## begin

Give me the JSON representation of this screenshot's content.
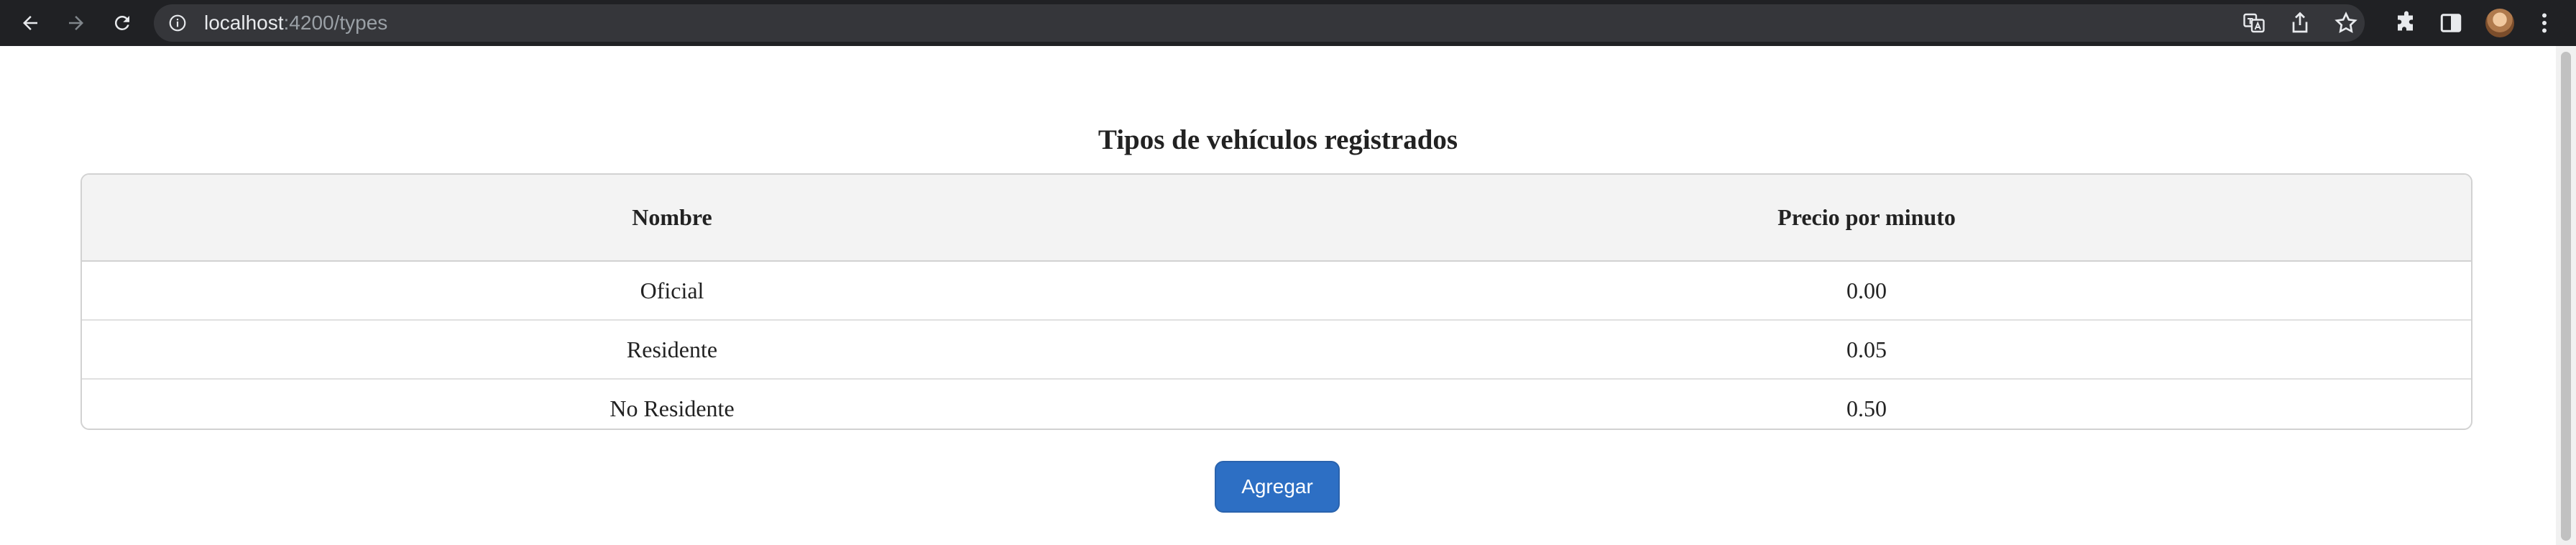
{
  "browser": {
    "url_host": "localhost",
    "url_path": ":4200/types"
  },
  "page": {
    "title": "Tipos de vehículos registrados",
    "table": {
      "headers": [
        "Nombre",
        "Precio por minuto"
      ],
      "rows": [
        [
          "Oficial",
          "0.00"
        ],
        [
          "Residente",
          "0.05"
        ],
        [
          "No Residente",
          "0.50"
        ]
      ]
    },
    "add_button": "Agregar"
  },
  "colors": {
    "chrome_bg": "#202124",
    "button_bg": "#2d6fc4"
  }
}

## end
## begin

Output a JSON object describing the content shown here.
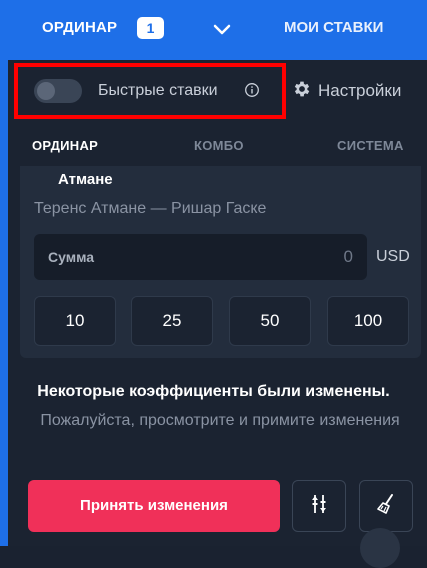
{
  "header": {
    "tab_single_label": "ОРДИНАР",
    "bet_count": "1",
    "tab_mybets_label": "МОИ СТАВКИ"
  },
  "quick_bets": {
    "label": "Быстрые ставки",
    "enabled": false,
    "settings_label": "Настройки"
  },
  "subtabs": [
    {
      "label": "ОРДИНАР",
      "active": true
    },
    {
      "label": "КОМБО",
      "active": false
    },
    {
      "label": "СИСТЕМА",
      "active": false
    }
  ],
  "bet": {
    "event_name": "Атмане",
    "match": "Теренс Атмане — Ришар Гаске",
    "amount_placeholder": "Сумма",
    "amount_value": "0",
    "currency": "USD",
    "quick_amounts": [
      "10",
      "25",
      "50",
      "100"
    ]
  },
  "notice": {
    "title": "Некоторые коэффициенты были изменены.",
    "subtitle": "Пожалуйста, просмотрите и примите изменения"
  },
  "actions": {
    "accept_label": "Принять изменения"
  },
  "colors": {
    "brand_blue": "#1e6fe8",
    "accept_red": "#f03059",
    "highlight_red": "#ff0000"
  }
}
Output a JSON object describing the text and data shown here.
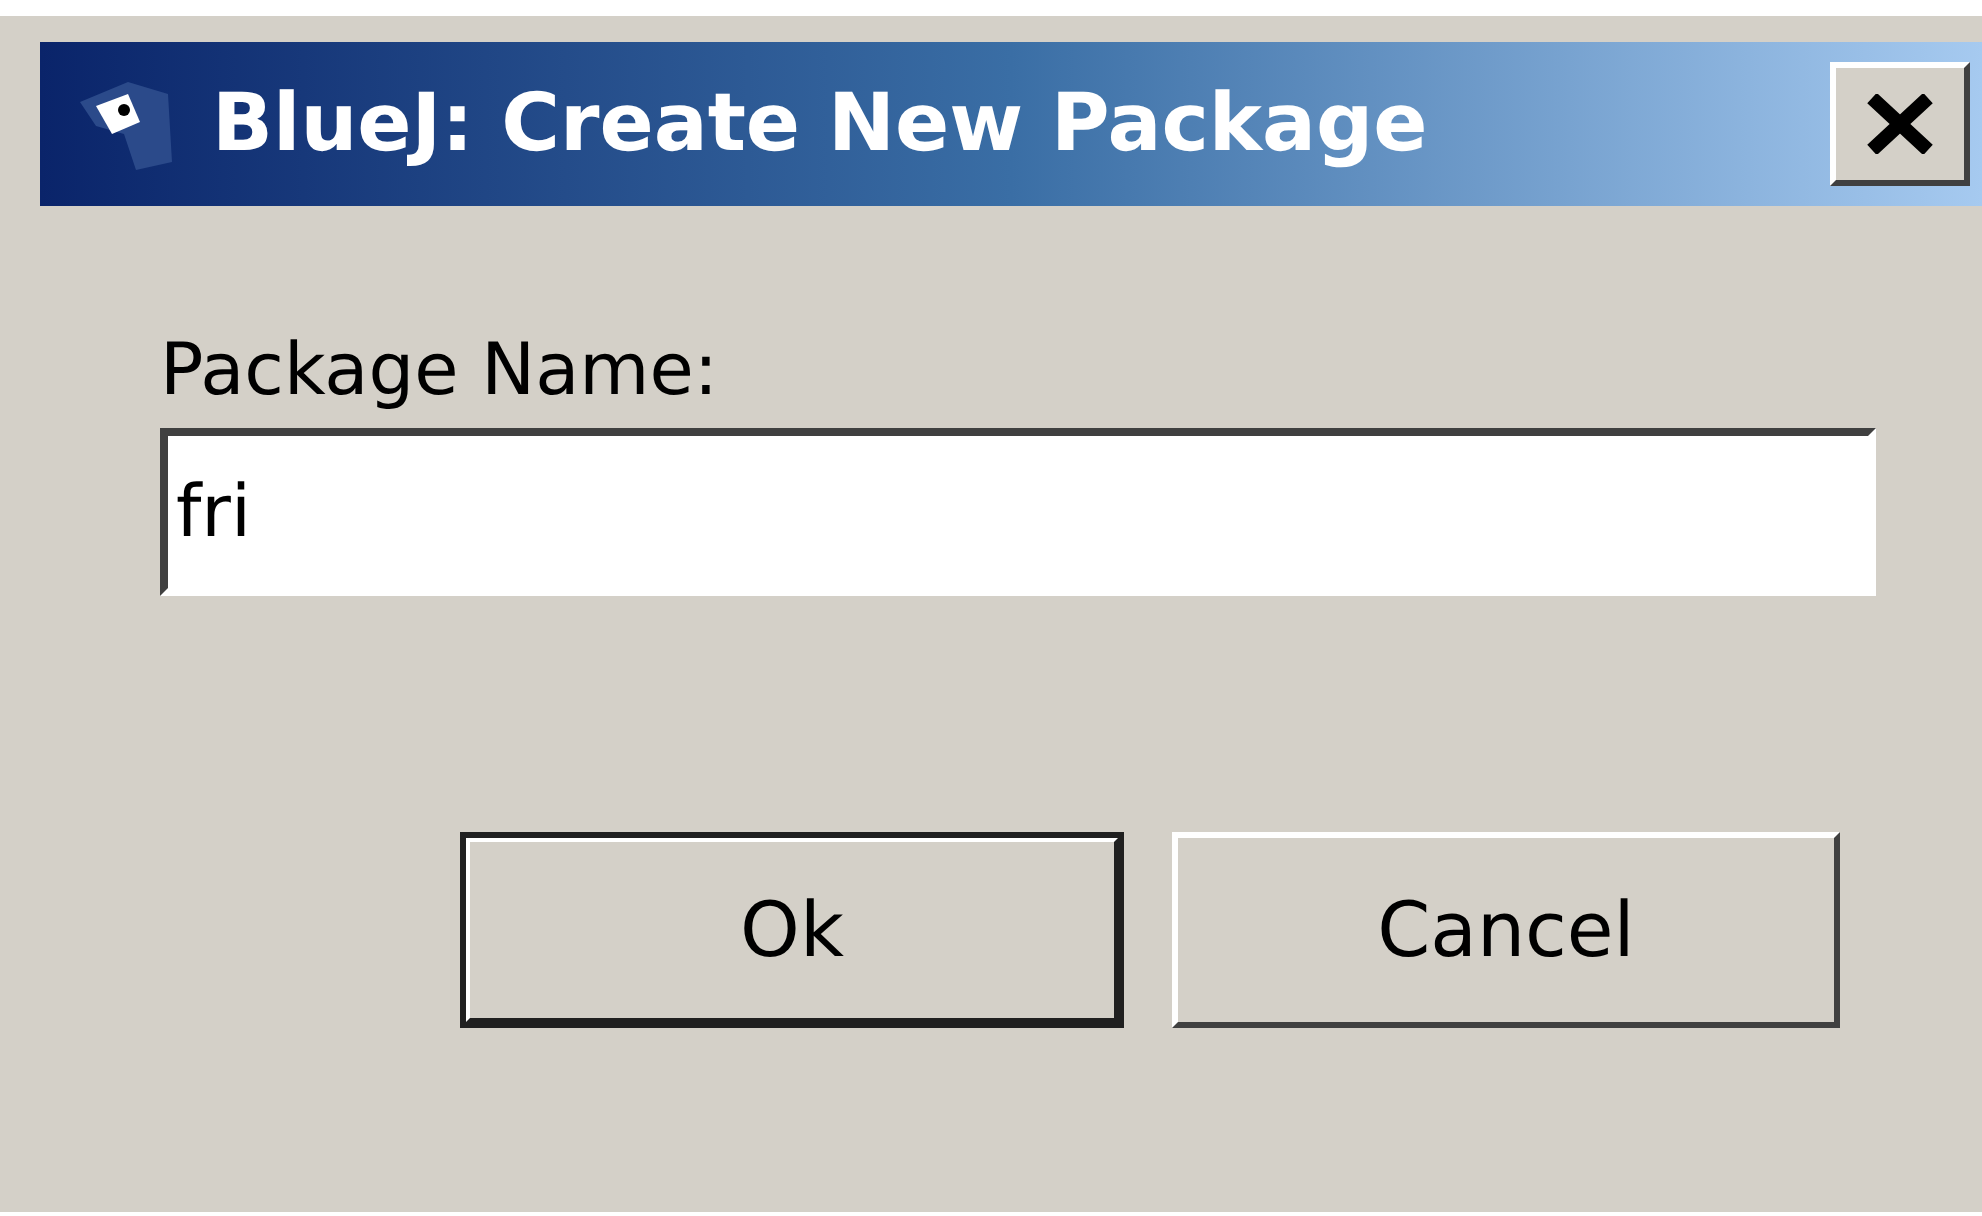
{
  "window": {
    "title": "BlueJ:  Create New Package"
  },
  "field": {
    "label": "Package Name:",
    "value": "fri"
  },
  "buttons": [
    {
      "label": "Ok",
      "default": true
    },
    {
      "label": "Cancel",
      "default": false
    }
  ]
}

## end
## begin

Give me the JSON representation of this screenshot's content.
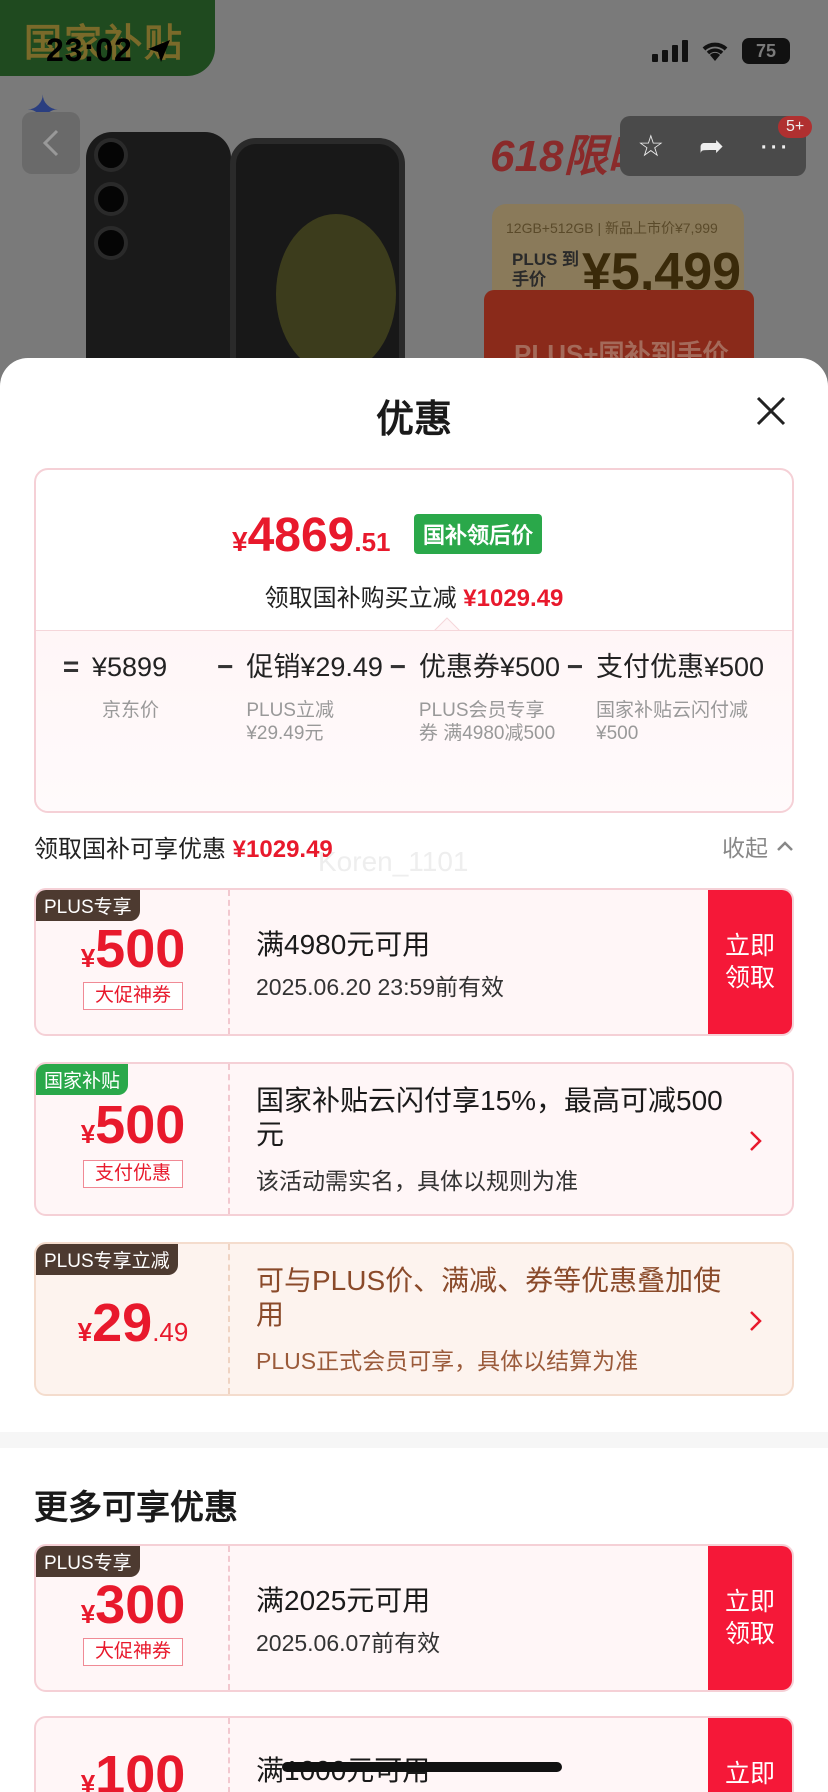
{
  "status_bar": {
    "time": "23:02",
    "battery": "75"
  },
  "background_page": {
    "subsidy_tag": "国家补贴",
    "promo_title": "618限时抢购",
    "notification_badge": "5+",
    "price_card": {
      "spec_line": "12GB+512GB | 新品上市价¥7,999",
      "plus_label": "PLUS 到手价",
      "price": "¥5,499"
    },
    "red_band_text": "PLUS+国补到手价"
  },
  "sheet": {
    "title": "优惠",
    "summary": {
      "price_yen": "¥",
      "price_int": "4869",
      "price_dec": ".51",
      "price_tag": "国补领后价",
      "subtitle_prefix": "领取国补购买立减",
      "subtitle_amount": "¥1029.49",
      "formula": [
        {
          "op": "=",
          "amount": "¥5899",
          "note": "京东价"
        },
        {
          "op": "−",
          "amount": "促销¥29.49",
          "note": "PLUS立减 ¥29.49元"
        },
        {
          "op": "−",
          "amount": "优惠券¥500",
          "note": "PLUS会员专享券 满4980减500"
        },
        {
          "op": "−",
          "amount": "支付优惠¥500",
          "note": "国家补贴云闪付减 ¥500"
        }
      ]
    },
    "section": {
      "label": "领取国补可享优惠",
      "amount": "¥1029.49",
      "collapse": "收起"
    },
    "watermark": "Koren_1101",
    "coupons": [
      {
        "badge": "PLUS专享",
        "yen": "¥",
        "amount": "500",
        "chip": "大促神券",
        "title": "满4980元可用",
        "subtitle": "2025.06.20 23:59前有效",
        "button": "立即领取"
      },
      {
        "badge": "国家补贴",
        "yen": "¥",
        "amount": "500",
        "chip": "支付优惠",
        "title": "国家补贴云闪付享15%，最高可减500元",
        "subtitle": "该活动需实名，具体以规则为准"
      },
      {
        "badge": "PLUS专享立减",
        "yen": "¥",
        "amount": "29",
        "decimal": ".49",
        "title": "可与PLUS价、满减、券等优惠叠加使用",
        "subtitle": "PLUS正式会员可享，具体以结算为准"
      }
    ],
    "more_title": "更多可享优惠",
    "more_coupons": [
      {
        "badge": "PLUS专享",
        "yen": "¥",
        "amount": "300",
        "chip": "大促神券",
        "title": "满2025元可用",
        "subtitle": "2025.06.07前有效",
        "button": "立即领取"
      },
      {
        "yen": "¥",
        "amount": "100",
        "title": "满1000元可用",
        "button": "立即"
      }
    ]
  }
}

## end

# EXERCISE DIRECTIONS:
State the number of lines in the data that include the string "false", and add nothing else.

# FULL SOLUTION:
4